[begin PROVIDED INFORMATION]

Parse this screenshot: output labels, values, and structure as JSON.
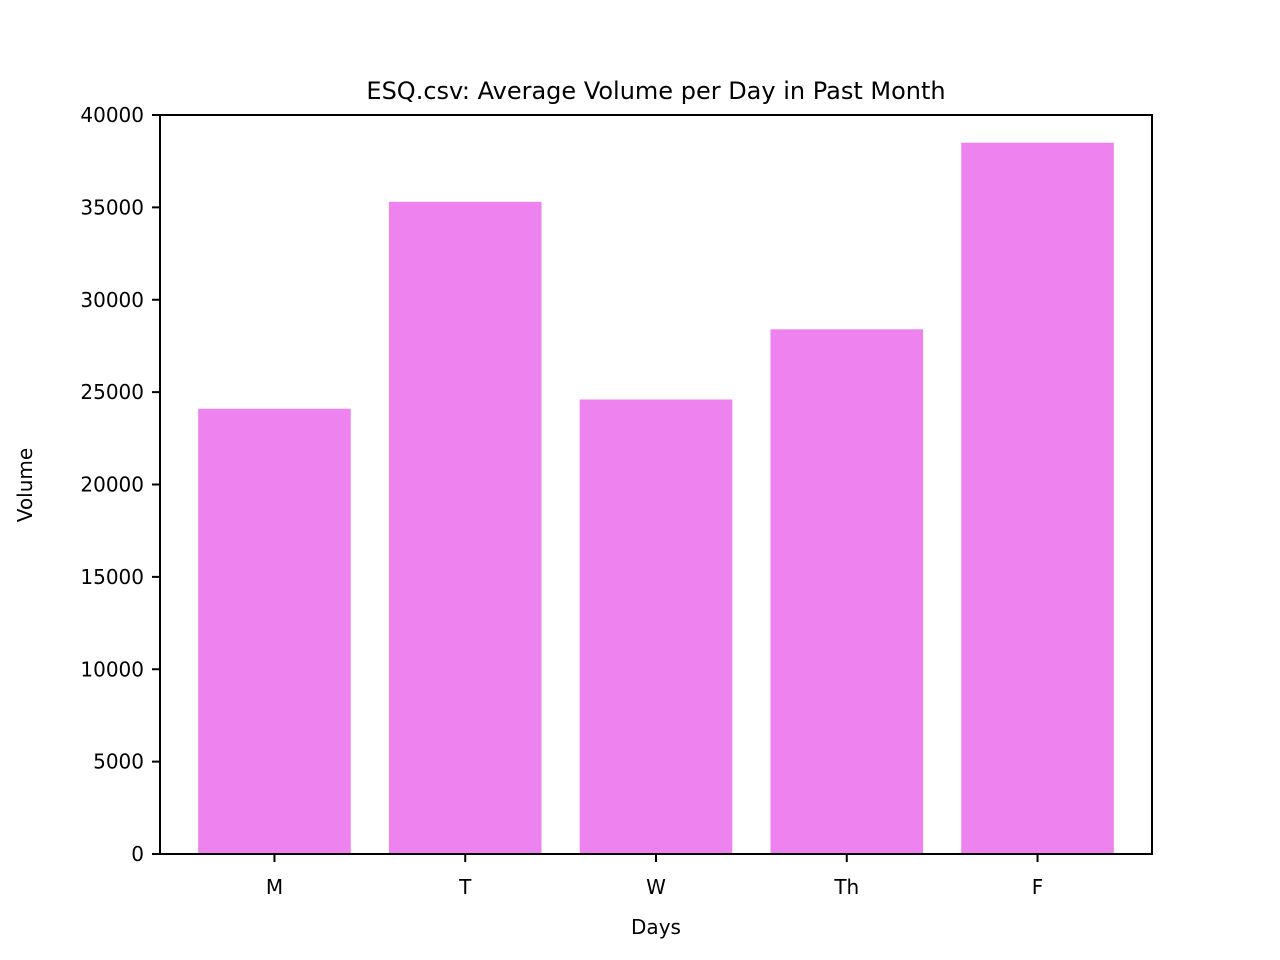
{
  "chart_data": {
    "type": "bar",
    "title": "ESQ.csv: Average Volume per Day in Past Month",
    "xlabel": "Days",
    "ylabel": "Volume",
    "categories": [
      "M",
      "T",
      "W",
      "Th",
      "F"
    ],
    "values": [
      24100,
      35300,
      24600,
      28400,
      38500
    ],
    "ylim": [
      0,
      40000
    ],
    "yticks": [
      0,
      5000,
      10000,
      15000,
      20000,
      25000,
      30000,
      35000,
      40000
    ],
    "ytick_labels": [
      "0",
      "5000",
      "10000",
      "15000",
      "20000",
      "25000",
      "30000",
      "35000",
      "40000"
    ],
    "bar_color": "#ee82ee",
    "grid": false,
    "legend": "none"
  }
}
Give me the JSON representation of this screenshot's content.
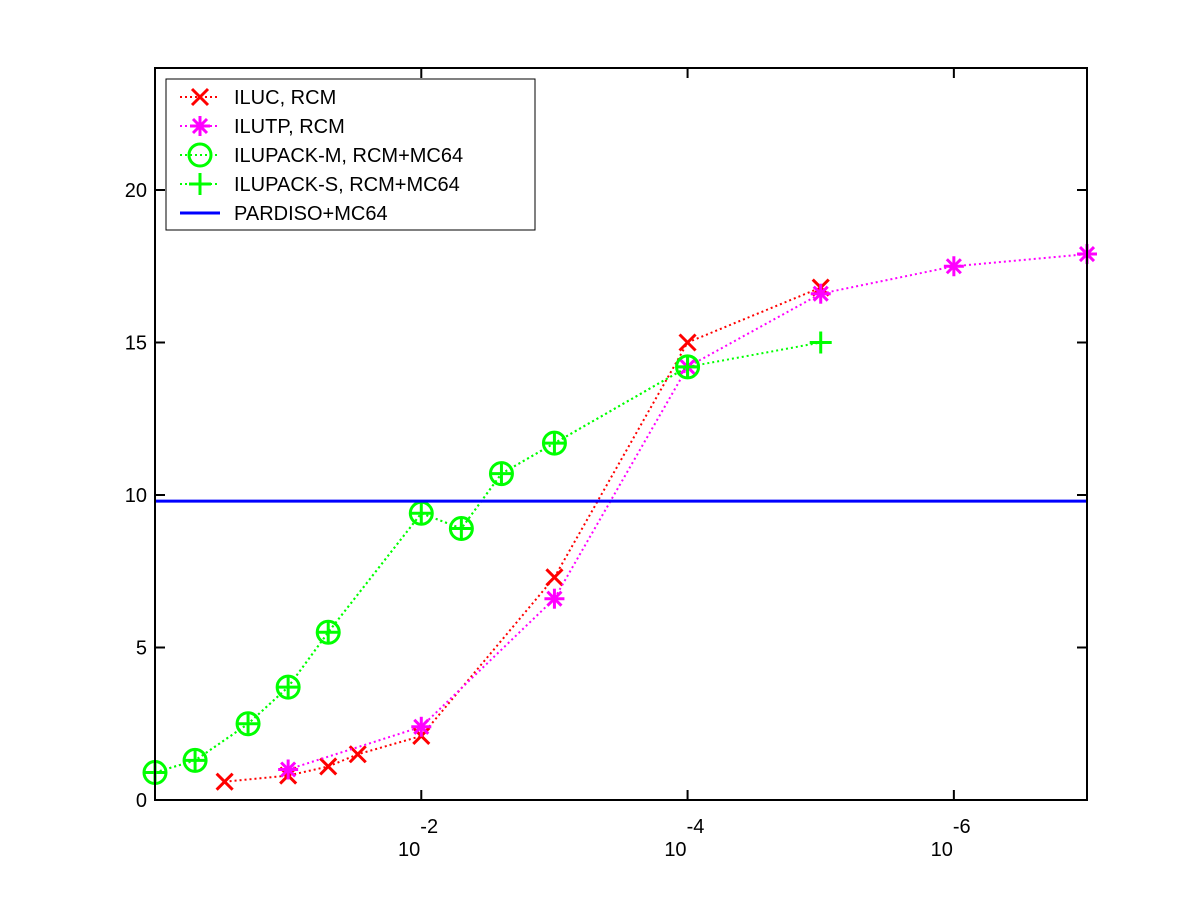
{
  "chart_data": {
    "type": "line",
    "title": "",
    "xlabel": "",
    "ylabel": "",
    "x_scale": "log",
    "x_direction": "decreasing",
    "xlim": [
      1,
      1e-07
    ],
    "ylim": [
      0,
      24
    ],
    "grid": false,
    "legend_placement": "top-left",
    "x_tick_labels": [
      {
        "x": 0.01,
        "base": "10",
        "exponent": "-2"
      },
      {
        "x": 0.0001,
        "base": "10",
        "exponent": "-4"
      },
      {
        "x": 1e-06,
        "base": "10",
        "exponent": "-6"
      }
    ],
    "y_ticks": [
      0,
      5,
      10,
      15,
      20
    ],
    "y_tick_labels": [
      "0",
      "5",
      "10",
      "15",
      "20"
    ],
    "series": [
      {
        "name": "ILUC, RCM",
        "color": "#ff0000",
        "line_style": "dotted",
        "marker": "x",
        "points": [
          {
            "x": 0.3,
            "y": 0.6
          },
          {
            "x": 0.1,
            "y": 0.8
          },
          {
            "x": 0.05,
            "y": 1.1
          },
          {
            "x": 0.03,
            "y": 1.5
          },
          {
            "x": 0.01,
            "y": 2.1
          },
          {
            "x": 0.001,
            "y": 7.3
          },
          {
            "x": 0.0001,
            "y": 15.0
          },
          {
            "x": 1e-05,
            "y": 16.8
          }
        ]
      },
      {
        "name": "ILUTP, RCM",
        "color": "#ff00ff",
        "line_style": "dotted",
        "marker": "asterisk",
        "points": [
          {
            "x": 0.1,
            "y": 1.0
          },
          {
            "x": 0.01,
            "y": 2.4
          },
          {
            "x": 0.001,
            "y": 6.6
          },
          {
            "x": 0.0001,
            "y": 14.2
          },
          {
            "x": 1e-05,
            "y": 16.6
          },
          {
            "x": 1e-06,
            "y": 17.5
          },
          {
            "x": 1e-07,
            "y": 17.9
          }
        ]
      },
      {
        "name": "ILUPACK-M, RCM+MC64",
        "color": "#00ff00",
        "line_style": "dotted",
        "marker": "circle",
        "points": [
          {
            "x": 1.0,
            "y": 0.9
          },
          {
            "x": 0.5,
            "y": 1.3
          },
          {
            "x": 0.2,
            "y": 2.5
          },
          {
            "x": 0.1,
            "y": 3.7
          },
          {
            "x": 0.05,
            "y": 5.5
          },
          {
            "x": 0.01,
            "y": 9.4
          },
          {
            "x": 0.005,
            "y": 8.9
          },
          {
            "x": 0.0025,
            "y": 10.7
          },
          {
            "x": 0.001,
            "y": 11.7
          },
          {
            "x": 0.0001,
            "y": 14.2
          }
        ]
      },
      {
        "name": "ILUPACK-S, RCM+MC64",
        "color": "#00ff00",
        "line_style": "dotted",
        "marker": "plus",
        "points": [
          {
            "x": 1.0,
            "y": 0.9
          },
          {
            "x": 0.5,
            "y": 1.3
          },
          {
            "x": 0.2,
            "y": 2.5
          },
          {
            "x": 0.1,
            "y": 3.7
          },
          {
            "x": 0.05,
            "y": 5.5
          },
          {
            "x": 0.01,
            "y": 9.4
          },
          {
            "x": 0.005,
            "y": 8.9
          },
          {
            "x": 0.0025,
            "y": 10.7
          },
          {
            "x": 0.001,
            "y": 11.7
          },
          {
            "x": 0.0001,
            "y": 14.2
          },
          {
            "x": 1e-05,
            "y": 15.0
          }
        ]
      },
      {
        "name": "PARDISO+MC64",
        "color": "#0000ff",
        "line_style": "solid",
        "marker": "none",
        "constant_y": 9.8,
        "points": [
          {
            "x": 1.0,
            "y": 9.8
          },
          {
            "x": 1e-07,
            "y": 9.8
          }
        ]
      }
    ]
  }
}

[end PROVIDED INFORMATION]

• [SET TASK]: Gather each line of the records holding the string "screenshot".

• [EXERCISE SOLUTION]:
Parse this screenshot: output labels, values, and structure as JSON.
Give me the JSON representation of this screenshot's content.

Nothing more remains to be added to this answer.